• _Data rows_
____
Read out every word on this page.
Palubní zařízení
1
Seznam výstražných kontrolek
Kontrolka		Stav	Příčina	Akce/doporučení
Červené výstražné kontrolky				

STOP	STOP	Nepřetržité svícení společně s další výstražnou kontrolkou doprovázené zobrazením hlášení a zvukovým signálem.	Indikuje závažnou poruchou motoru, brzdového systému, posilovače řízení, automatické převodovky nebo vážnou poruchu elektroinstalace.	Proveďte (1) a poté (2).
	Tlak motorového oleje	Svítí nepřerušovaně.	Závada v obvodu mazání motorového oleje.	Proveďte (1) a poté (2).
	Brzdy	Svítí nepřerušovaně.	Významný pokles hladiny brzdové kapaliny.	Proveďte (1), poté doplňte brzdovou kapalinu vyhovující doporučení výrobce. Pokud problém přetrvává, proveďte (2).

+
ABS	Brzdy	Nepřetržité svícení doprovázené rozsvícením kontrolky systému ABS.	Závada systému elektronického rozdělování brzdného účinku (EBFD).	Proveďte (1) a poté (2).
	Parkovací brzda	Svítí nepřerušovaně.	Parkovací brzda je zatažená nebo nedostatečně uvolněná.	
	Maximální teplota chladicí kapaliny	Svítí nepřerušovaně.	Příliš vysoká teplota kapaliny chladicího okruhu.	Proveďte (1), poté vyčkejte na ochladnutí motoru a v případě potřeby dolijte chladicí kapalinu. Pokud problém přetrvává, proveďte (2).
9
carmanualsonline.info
____
• _The request_
Output the full listing exactly as it stands.

• _Exercise output_
Read out every word on this page.
Palubní zařízení
1
Seznam výstražných kontrolek
Kontrolka		Stav	Příčina	Akce/doporučení
Červené výstražné kontrolky				

STOP	STOP	Nepřetržité svícení společně s další výstražnou kontrolkou doprovázené zobrazením hlášení a zvukovým signálem.	Indikuje závažnou poruchou motoru, brzdového systému, posilovače řízení, automatické převodovky nebo vážnou poruchu elektroinstalace.	Proveďte (1) a poté (2).
	Tlak motorového oleje	Svítí nepřerušovaně.	Závada v obvodu mazání motorového oleje.	Proveďte (1) a poté (2).
	Brzdy	Svítí nepřerušovaně.	Významný pokles hladiny brzdové kapaliny.	Proveďte (1), poté doplňte brzdovou kapalinu vyhovující doporučení výrobce. Pokud problém přetrvává, proveďte (2).

+
ABS	Brzdy	Nepřetržité svícení doprovázené rozsvícením kontrolky systému ABS.	Závada systému elektronického rozdělování brzdného účinku (EBFD).	Proveďte (1) a poté (2).
	Parkovací brzda	Svítí nepřerušovaně.	Parkovací brzda je zatažená nebo nedostatečně uvolněná.	
	Maximální teplota chladicí kapaliny	Svítí nepřerušovaně.	Příliš vysoká teplota kapaliny chladicího okruhu.	Proveďte (1), poté vyčkejte na ochladnutí motoru a v případě potřeby dolijte chladicí kapalinu. Pokud problém přetrvává, proveďte (2).
9
carmanualsonline.info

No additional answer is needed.